**Material shown**
______________________________

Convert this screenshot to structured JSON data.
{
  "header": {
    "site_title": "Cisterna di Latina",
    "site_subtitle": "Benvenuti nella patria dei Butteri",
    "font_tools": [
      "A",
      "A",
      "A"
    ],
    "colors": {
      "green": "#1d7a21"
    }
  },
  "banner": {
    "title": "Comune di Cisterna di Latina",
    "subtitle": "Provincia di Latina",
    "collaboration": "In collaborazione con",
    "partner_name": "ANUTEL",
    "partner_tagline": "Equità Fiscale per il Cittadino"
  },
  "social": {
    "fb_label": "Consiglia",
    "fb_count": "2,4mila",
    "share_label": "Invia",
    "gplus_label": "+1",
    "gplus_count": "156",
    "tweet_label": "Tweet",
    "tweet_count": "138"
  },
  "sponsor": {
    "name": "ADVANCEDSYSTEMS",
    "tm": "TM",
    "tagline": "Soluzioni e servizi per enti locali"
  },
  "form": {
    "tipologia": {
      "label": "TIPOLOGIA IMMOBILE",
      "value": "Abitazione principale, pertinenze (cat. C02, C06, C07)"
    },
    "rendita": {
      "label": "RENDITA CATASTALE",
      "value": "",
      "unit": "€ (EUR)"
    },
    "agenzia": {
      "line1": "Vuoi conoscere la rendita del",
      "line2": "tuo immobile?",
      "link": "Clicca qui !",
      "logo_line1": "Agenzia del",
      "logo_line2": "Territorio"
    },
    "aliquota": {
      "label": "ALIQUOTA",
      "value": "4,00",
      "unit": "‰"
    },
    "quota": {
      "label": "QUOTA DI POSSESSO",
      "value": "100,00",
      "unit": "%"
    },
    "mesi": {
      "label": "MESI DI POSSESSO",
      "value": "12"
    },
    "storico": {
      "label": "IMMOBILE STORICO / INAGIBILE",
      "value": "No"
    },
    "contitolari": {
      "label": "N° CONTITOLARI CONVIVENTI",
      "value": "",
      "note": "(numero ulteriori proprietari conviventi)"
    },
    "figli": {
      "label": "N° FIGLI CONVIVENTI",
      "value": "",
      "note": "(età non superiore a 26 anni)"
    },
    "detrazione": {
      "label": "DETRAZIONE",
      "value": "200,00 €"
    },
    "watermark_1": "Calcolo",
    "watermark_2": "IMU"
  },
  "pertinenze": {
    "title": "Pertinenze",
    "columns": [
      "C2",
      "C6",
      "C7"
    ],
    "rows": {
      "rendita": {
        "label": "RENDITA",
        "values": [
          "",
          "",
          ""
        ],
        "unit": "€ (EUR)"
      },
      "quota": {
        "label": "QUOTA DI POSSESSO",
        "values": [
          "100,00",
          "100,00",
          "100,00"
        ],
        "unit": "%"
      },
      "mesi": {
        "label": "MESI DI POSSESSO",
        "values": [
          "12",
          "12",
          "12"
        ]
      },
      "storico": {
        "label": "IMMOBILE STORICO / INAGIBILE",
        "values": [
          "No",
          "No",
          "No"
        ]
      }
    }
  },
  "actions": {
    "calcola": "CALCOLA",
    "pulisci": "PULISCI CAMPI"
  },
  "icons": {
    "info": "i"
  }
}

______________________________

**Job**
Your task is to retype all of the records exactly.

**The reply**
Convert this screenshot to structured JSON data.
{
  "header": {
    "site_title": "Cisterna di Latina",
    "site_subtitle": "Benvenuti nella patria dei Butteri",
    "font_tools": [
      "A",
      "A",
      "A"
    ],
    "colors": {
      "green": "#1d7a21"
    }
  },
  "banner": {
    "title": "Comune di Cisterna di Latina",
    "subtitle": "Provincia di Latina",
    "collaboration": "In collaborazione con",
    "partner_name": "ANUTEL",
    "partner_tagline": "Equità Fiscale per il Cittadino"
  },
  "social": {
    "fb_label": "Consiglia",
    "fb_count": "2,4mila",
    "share_label": "Invia",
    "gplus_label": "+1",
    "gplus_count": "156",
    "tweet_label": "Tweet",
    "tweet_count": "138"
  },
  "sponsor": {
    "name": "ADVANCEDSYSTEMS",
    "tm": "TM",
    "tagline": "Soluzioni e servizi per enti locali"
  },
  "form": {
    "tipologia": {
      "label": "TIPOLOGIA IMMOBILE",
      "value": "Abitazione principale, pertinenze (cat. C02, C06, C07)"
    },
    "rendita": {
      "label": "RENDITA CATASTALE",
      "value": "",
      "unit": "€ (EUR)"
    },
    "agenzia": {
      "line1": "Vuoi conoscere la rendita del",
      "line2": "tuo immobile?",
      "link": "Clicca qui !",
      "logo_line1": "Agenzia del",
      "logo_line2": "Territorio"
    },
    "aliquota": {
      "label": "ALIQUOTA",
      "value": "4,00",
      "unit": "‰"
    },
    "quota": {
      "label": "QUOTA DI POSSESSO",
      "value": "100,00",
      "unit": "%"
    },
    "mesi": {
      "label": "MESI DI POSSESSO",
      "value": "12"
    },
    "storico": {
      "label": "IMMOBILE STORICO / INAGIBILE",
      "value": "No"
    },
    "contitolari": {
      "label": "N° CONTITOLARI CONVIVENTI",
      "value": "",
      "note": "(numero ulteriori proprietari conviventi)"
    },
    "figli": {
      "label": "N° FIGLI CONVIVENTI",
      "value": "",
      "note": "(età non superiore a 26 anni)"
    },
    "detrazione": {
      "label": "DETRAZIONE",
      "value": "200,00 €"
    },
    "watermark_1": "Calcolo",
    "watermark_2": "IMU"
  },
  "pertinenze": {
    "title": "Pertinenze",
    "columns": [
      "C2",
      "C6",
      "C7"
    ],
    "rows": {
      "rendita": {
        "label": "RENDITA",
        "values": [
          "",
          "",
          ""
        ],
        "unit": "€ (EUR)"
      },
      "quota": {
        "label": "QUOTA DI POSSESSO",
        "values": [
          "100,00",
          "100,00",
          "100,00"
        ],
        "unit": "%"
      },
      "mesi": {
        "label": "MESI DI POSSESSO",
        "values": [
          "12",
          "12",
          "12"
        ]
      },
      "storico": {
        "label": "IMMOBILE STORICO / INAGIBILE",
        "values": [
          "No",
          "No",
          "No"
        ]
      }
    }
  },
  "actions": {
    "calcola": "CALCOLA",
    "pulisci": "PULISCI CAMPI"
  },
  "icons": {
    "info": "i"
  }
}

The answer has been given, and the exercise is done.